▸ Given request
Each entry that follows must be output without any deviation.
------------------------------------------------------------
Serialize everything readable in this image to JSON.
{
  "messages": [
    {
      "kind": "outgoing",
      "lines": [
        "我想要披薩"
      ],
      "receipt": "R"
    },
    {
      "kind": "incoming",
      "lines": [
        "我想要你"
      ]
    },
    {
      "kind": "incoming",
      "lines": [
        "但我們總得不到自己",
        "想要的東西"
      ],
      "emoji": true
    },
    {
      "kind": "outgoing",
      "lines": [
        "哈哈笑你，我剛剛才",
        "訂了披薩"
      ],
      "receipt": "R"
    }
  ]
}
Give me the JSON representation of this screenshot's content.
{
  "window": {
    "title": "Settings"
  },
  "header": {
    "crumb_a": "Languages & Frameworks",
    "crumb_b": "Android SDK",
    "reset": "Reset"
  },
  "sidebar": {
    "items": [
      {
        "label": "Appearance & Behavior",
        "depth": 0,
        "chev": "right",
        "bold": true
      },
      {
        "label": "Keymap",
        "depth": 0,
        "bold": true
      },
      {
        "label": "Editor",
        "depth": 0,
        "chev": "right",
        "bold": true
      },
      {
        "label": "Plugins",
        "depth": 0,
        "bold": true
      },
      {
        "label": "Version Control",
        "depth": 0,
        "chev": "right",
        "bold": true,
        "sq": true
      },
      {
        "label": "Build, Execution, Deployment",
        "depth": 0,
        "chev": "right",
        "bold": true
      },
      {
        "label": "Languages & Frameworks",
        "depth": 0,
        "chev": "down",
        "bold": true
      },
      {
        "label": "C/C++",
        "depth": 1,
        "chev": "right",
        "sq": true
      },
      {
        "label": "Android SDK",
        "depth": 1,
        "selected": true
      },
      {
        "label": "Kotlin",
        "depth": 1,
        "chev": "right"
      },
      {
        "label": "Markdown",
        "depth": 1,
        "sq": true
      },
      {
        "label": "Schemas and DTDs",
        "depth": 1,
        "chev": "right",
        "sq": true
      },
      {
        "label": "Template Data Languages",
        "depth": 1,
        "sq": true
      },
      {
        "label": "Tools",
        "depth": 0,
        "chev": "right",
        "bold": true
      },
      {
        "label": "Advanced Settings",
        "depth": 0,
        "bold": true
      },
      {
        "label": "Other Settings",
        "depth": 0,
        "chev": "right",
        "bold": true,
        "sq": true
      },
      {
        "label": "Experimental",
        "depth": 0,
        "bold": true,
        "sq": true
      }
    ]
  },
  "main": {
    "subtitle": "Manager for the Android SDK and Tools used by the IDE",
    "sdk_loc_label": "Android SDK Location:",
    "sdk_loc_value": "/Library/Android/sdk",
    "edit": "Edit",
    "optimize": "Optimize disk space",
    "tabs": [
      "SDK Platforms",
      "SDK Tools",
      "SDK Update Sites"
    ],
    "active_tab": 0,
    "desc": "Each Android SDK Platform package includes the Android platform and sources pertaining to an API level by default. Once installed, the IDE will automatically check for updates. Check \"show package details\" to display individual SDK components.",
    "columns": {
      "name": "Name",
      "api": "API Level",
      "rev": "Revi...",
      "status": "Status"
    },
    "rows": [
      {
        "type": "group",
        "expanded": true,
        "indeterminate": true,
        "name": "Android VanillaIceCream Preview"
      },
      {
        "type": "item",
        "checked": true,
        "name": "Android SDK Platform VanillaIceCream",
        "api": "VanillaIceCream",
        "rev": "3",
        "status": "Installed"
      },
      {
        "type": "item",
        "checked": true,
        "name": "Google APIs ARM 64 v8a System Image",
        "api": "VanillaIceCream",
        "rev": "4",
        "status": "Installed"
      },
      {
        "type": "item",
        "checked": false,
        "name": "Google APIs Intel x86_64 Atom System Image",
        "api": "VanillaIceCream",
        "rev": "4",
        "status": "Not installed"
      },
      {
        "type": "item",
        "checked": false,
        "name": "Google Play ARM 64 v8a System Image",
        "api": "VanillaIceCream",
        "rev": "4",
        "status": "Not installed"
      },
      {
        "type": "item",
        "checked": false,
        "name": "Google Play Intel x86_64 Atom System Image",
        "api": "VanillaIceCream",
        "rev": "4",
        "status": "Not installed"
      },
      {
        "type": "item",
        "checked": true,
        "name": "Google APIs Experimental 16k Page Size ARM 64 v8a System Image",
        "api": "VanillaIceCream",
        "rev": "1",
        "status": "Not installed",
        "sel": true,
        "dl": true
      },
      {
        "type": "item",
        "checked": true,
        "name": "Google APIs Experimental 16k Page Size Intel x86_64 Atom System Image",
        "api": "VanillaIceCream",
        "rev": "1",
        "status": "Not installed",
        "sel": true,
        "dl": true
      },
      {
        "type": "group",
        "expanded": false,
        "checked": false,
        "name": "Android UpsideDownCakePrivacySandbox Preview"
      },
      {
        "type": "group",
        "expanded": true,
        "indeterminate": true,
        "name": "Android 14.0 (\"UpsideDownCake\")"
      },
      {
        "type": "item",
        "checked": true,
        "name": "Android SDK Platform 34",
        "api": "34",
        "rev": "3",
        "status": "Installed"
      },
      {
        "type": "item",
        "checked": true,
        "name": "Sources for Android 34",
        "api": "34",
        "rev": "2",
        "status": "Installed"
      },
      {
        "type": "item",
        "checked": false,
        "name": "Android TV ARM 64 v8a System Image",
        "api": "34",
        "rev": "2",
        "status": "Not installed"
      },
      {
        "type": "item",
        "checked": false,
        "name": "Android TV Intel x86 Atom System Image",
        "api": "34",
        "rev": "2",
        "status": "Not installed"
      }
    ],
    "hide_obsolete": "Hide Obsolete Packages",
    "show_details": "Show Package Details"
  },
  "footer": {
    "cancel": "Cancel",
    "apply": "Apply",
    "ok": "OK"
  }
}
------------------------------------------------------------
▸ Solution for this problem
Serialize everything readable in this image to JSON.
{
  "messages": [
    {
      "kind": "outgoing",
      "lines": [
        "我想要披薩"
      ],
      "receipt": "R"
    },
    {
      "kind": "incoming",
      "lines": [
        "我想要你"
      ]
    },
    {
      "kind": "incoming",
      "lines": [
        "但我們總得不到自己",
        "想要的東西"
      ],
      "emoji": true
    },
    {
      "kind": "outgoing",
      "lines": [
        "哈哈笑你，我剛剛才",
        "訂了披薩"
      ],
      "receipt": "R"
    }
  ]
}
Give me the JSON representation of this screenshot's content.
{
  "window": {
    "title": "Settings"
  },
  "header": {
    "crumb_a": "Languages & Frameworks",
    "crumb_b": "Android SDK",
    "reset": "Reset"
  },
  "sidebar": {
    "items": [
      {
        "label": "Appearance & Behavior",
        "depth": 0,
        "chev": "right",
        "bold": true
      },
      {
        "label": "Keymap",
        "depth": 0,
        "bold": true
      },
      {
        "label": "Editor",
        "depth": 0,
        "chev": "right",
        "bold": true
      },
      {
        "label": "Plugins",
        "depth": 0,
        "bold": true
      },
      {
        "label": "Version Control",
        "depth": 0,
        "chev": "right",
        "bold": true,
        "sq": true
      },
      {
        "label": "Build, Execution, Deployment",
        "depth": 0,
        "chev": "right",
        "bold": true
      },
      {
        "label": "Languages & Frameworks",
        "depth": 0,
        "chev": "down",
        "bold": true
      },
      {
        "label": "C/C++",
        "depth": 1,
        "chev": "right",
        "sq": true
      },
      {
        "label": "Android SDK",
        "depth": 1,
        "selected": true
      },
      {
        "label": "Kotlin",
        "depth": 1,
        "chev": "right"
      },
      {
        "label": "Markdown",
        "depth": 1,
        "sq": true
      },
      {
        "label": "Schemas and DTDs",
        "depth": 1,
        "chev": "right",
        "sq": true
      },
      {
        "label": "Template Data Languages",
        "depth": 1,
        "sq": true
      },
      {
        "label": "Tools",
        "depth": 0,
        "chev": "right",
        "bold": true
      },
      {
        "label": "Advanced Settings",
        "depth": 0,
        "bold": true
      },
      {
        "label": "Other Settings",
        "depth": 0,
        "chev": "right",
        "bold": true,
        "sq": true
      },
      {
        "label": "Experimental",
        "depth": 0,
        "bold": true,
        "sq": true
      }
    ]
  },
  "main": {
    "subtitle": "Manager for the Android SDK and Tools used by the IDE",
    "sdk_loc_label": "Android SDK Location:",
    "sdk_loc_value": "/Library/Android/sdk",
    "edit": "Edit",
    "optimize": "Optimize disk space",
    "tabs": [
      "SDK Platforms",
      "SDK Tools",
      "SDK Update Sites"
    ],
    "active_tab": 0,
    "desc": "Each Android SDK Platform package includes the Android platform and sources pertaining to an API level by default. Once installed, the IDE will automatically check for updates. Check \"show package details\" to display individual SDK components.",
    "columns": {
      "name": "Name",
      "api": "API Level",
      "rev": "Revi...",
      "status": "Status"
    },
    "rows": [
      {
        "type": "group",
        "expanded": true,
        "indeterminate": true,
        "name": "Android VanillaIceCream Preview"
      },
      {
        "type": "item",
        "checked": true,
        "name": "Android SDK Platform VanillaIceCream",
        "api": "VanillaIceCream",
        "rev": "3",
        "status": "Installed"
      },
      {
        "type": "item",
        "checked": true,
        "name": "Google APIs ARM 64 v8a System Image",
        "api": "VanillaIceCream",
        "rev": "4",
        "status": "Installed"
      },
      {
        "type": "item",
        "checked": false,
        "name": "Google APIs Intel x86_64 Atom System Image",
        "api": "VanillaIceCream",
        "rev": "4",
        "status": "Not installed"
      },
      {
        "type": "item",
        "checked": false,
        "name": "Google Play ARM 64 v8a System Image",
        "api": "VanillaIceCream",
        "rev": "4",
        "status": "Not installed"
      },
      {
        "type": "item",
        "checked": false,
        "name": "Google Play Intel x86_64 Atom System Image",
        "api": "VanillaIceCream",
        "rev": "4",
        "status": "Not installed"
      },
      {
        "type": "item",
        "checked": true,
        "name": "Google APIs Experimental 16k Page Size ARM 64 v8a System Image",
        "api": "VanillaIceCream",
        "rev": "1",
        "status": "Not installed",
        "sel": true,
        "dl": true
      },
      {
        "type": "item",
        "checked": true,
        "name": "Google APIs Experimental 16k Page Size Intel x86_64 Atom System Image",
        "api": "VanillaIceCream",
        "rev": "1",
        "status": "Not installed",
        "sel": true,
        "dl": true
      },
      {
        "type": "group",
        "expanded": false,
        "checked": false,
        "name": "Android UpsideDownCakePrivacySandbox Preview"
      },
      {
        "type": "group",
        "expanded": true,
        "indeterminate": true,
        "name": "Android 14.0 (\"UpsideDownCake\")"
      },
      {
        "type": "item",
        "checked": true,
        "name": "Android SDK Platform 34",
        "api": "34",
        "rev": "3",
        "status": "Installed"
      },
      {
        "type": "item",
        "checked": true,
        "name": "Sources for Android 34",
        "api": "34",
        "rev": "2",
        "status": "Installed"
      },
      {
        "type": "item",
        "checked": false,
        "name": "Android TV ARM 64 v8a System Image",
        "api": "34",
        "rev": "2",
        "status": "Not installed"
      },
      {
        "type": "item",
        "checked": false,
        "name": "Android TV Intel x86 Atom System Image",
        "api": "34",
        "rev": "2",
        "status": "Not installed"
      }
    ],
    "hide_obsolete": "Hide Obsolete Packages",
    "show_details": "Show Package Details"
  },
  "footer": {
    "cancel": "Cancel",
    "apply": "Apply",
    "ok": "OK"
  }
}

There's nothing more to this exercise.